> _To do_: Would you transcribe the listing that follows, character for character, and omit its images?

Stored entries
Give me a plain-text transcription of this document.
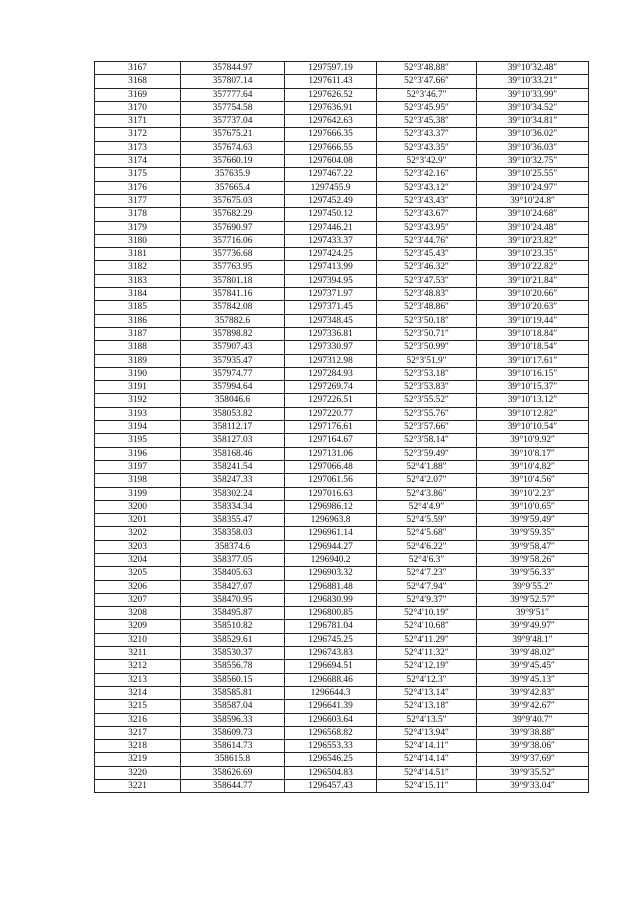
3167	357844.97	1297597.19	52°3′48.88″	39°10′32.48″
3168	357807.14	1297611.43	52°3′47.66″	39°10′33.21″
3169	357777.64	1297626.52	52°3′46.7″	39°10′33.99″
3170	357754.58	1297636.91	52°3′45.95″	39°10′34.52″
3171	357737.04	1297642.63	52°3′45.38″	39°10′34.81″
3172	357675.21	1297666.35	52°3′43.37″	39°10′36.02″
3173	357674.63	1297666.55	52°3′43.35″	39°10′36.03″
3174	357660.19	1297604.08	52°3′42.9″	39°10′32.75″
3175	357635.9	1297467.22	52°3′42.16″	39°10′25.55″
3176	357665.4	1297455.9	52°3′43.12″	39°10′24.97″
3177	357675.03	1297452.49	52°3′43.43″	39°10′24.8″
3178	357682.29	1297450.12	52°3′43.67″	39°10′24.68″
3179	357690.97	1297446.21	52°3′43.95″	39°10′24.48″
3180	357716.06	1297433.37	52°3′44.76″	39°10′23.82″
3181	357736.68	1297424.25	52°3′45.43″	39°10′23.35″
3182	357763.95	1297413.99	52°3′46.32″	39°10′22.82″
3183	357801.18	1297394.95	52°3′47.53″	39°10′21.84″
3184	357841.16	1297371.97	52°3′48.83″	39°10′20.66″
3185	357842.08	1297371.45	52°3′48.86″	39°10′20.63″
3186	357882.6	1297348.45	52°3′50.18″	39°10′19.44″
3187	357898.82	1297336.81	52°3′50.71″	39°10′18.84″
3188	357907.43	1297330.97	52°3′50.99″	39°10′18.54″
3189	357935.47	1297312.98	52°3′51.9″	39°10′17.61″
3190	357974.77	1297284.93	52°3′53.18″	39°10′16.15″
3191	357994.64	1297269.74	52°3′53.83″	39°10′15.37″
3192	358046.6	1297226.51	52°3′55.52″	39°10′13.12″
3193	358053.82	1297220.77	52°3′55.76″	39°10′12.82″
3194	358112.17	1297176.61	52°3′57.66″	39°10′10.54″
3195	358127.03	1297164.67	52°3′58.14″	39°10′9.92″
3196	358168.46	1297131.06	52°3′59.49″	39°10′8.17″
3197	358241.54	1297066.48	52°4′1.88″	39°10′4.82″
3198	358247.33	1297061.56	52°4′2.07″	39°10′4.56″
3199	358302.24	1297016.63	52°4′3.86″	39°10′2.23″
3200	358334.34	1296986.12	52°4′4.9″	39°10′0.65″
3201	358355.47	1296963.8	52°4′5.59″	39°9′59.49″
3202	358358.03	1296961.14	52°4′5.68″	39°9′59.35″
3203	358374.6	1296944.27	52°4′6.22″	39°9′58.47″
3204	358377.05	1296940.2	52°4′6.3″	39°9′58.26″
3205	358405.63	1296903.32	52°4′7.23″	39°9′56.33″
3206	358427.07	1296881.48	52°4′7.94″	39°9′55.2″
3207	358470.95	1296830.99	52°4′9.37″	39°9′52.57″
3208	358495.87	1296800.85	52°4′10.19″	39°9′51″
3209	358510.82	1296781.04	52°4′10.68″	39°9′49.97″
3210	358529.61	1296745.25	52°4′11.29″	39°9′48.1″
3211	358530.37	1296743.83	52°4′11.32″	39°9′48.02″
3212	358556.78	1296694.51	52°4′12.19″	39°9′45.45″
3213	358560.15	1296688.46	52°4′12.3″	39°9′45.13″
3214	358585.81	1296644.3	52°4′13.14″	39°9′42.83″
3215	358587.04	1296641.39	52°4′13.18″	39°9′42.67″
3216	358596.33	1296603.64	52°4′13.5″	39°9′40.7″
3217	358609.73	1296568.82	52°4′13.94″	39°9′38.88″
3218	358614.73	1296553.33	52°4′14.11″	39°9′38.06″
3219	358615.8	1296546.25	52°4′14.14″	39°9′37.69″
3220	358626.69	1296504.83	52°4′14.51″	39°9′35.52″
3221	358644.77	1296457.43	52°4′15.11″	39°9′33.04″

> _Finished task_:
Give me a plain-text transcription of this document.
3167	357844.97	1297597.19	52°3′48.88″	39°10′32.48″
3168	357807.14	1297611.43	52°3′47.66″	39°10′33.21″
3169	357777.64	1297626.52	52°3′46.7″	39°10′33.99″
3170	357754.58	1297636.91	52°3′45.95″	39°10′34.52″
3171	357737.04	1297642.63	52°3′45.38″	39°10′34.81″
3172	357675.21	1297666.35	52°3′43.37″	39°10′36.02″
3173	357674.63	1297666.55	52°3′43.35″	39°10′36.03″
3174	357660.19	1297604.08	52°3′42.9″	39°10′32.75″
3175	357635.9	1297467.22	52°3′42.16″	39°10′25.55″
3176	357665.4	1297455.9	52°3′43.12″	39°10′24.97″
3177	357675.03	1297452.49	52°3′43.43″	39°10′24.8″
3178	357682.29	1297450.12	52°3′43.67″	39°10′24.68″
3179	357690.97	1297446.21	52°3′43.95″	39°10′24.48″
3180	357716.06	1297433.37	52°3′44.76″	39°10′23.82″
3181	357736.68	1297424.25	52°3′45.43″	39°10′23.35″
3182	357763.95	1297413.99	52°3′46.32″	39°10′22.82″
3183	357801.18	1297394.95	52°3′47.53″	39°10′21.84″
3184	357841.16	1297371.97	52°3′48.83″	39°10′20.66″
3185	357842.08	1297371.45	52°3′48.86″	39°10′20.63″
3186	357882.6	1297348.45	52°3′50.18″	39°10′19.44″
3187	357898.82	1297336.81	52°3′50.71″	39°10′18.84″
3188	357907.43	1297330.97	52°3′50.99″	39°10′18.54″
3189	357935.47	1297312.98	52°3′51.9″	39°10′17.61″
3190	357974.77	1297284.93	52°3′53.18″	39°10′16.15″
3191	357994.64	1297269.74	52°3′53.83″	39°10′15.37″
3192	358046.6	1297226.51	52°3′55.52″	39°10′13.12″
3193	358053.82	1297220.77	52°3′55.76″	39°10′12.82″
3194	358112.17	1297176.61	52°3′57.66″	39°10′10.54″
3195	358127.03	1297164.67	52°3′58.14″	39°10′9.92″
3196	358168.46	1297131.06	52°3′59.49″	39°10′8.17″
3197	358241.54	1297066.48	52°4′1.88″	39°10′4.82″
3198	358247.33	1297061.56	52°4′2.07″	39°10′4.56″
3199	358302.24	1297016.63	52°4′3.86″	39°10′2.23″
3200	358334.34	1296986.12	52°4′4.9″	39°10′0.65″
3201	358355.47	1296963.8	52°4′5.59″	39°9′59.49″
3202	358358.03	1296961.14	52°4′5.68″	39°9′59.35″
3203	358374.6	1296944.27	52°4′6.22″	39°9′58.47″
3204	358377.05	1296940.2	52°4′6.3″	39°9′58.26″
3205	358405.63	1296903.32	52°4′7.23″	39°9′56.33″
3206	358427.07	1296881.48	52°4′7.94″	39°9′55.2″
3207	358470.95	1296830.99	52°4′9.37″	39°9′52.57″
3208	358495.87	1296800.85	52°4′10.19″	39°9′51″
3209	358510.82	1296781.04	52°4′10.68″	39°9′49.97″
3210	358529.61	1296745.25	52°4′11.29″	39°9′48.1″
3211	358530.37	1296743.83	52°4′11.32″	39°9′48.02″
3212	358556.78	1296694.51	52°4′12.19″	39°9′45.45″
3213	358560.15	1296688.46	52°4′12.3″	39°9′45.13″
3214	358585.81	1296644.3	52°4′13.14″	39°9′42.83″
3215	358587.04	1296641.39	52°4′13.18″	39°9′42.67″
3216	358596.33	1296603.64	52°4′13.5″	39°9′40.7″
3217	358609.73	1296568.82	52°4′13.94″	39°9′38.88″
3218	358614.73	1296553.33	52°4′14.11″	39°9′38.06″
3219	358615.8	1296546.25	52°4′14.14″	39°9′37.69″
3220	358626.69	1296504.83	52°4′14.51″	39°9′35.52″
3221	358644.77	1296457.43	52°4′15.11″	39°9′33.04″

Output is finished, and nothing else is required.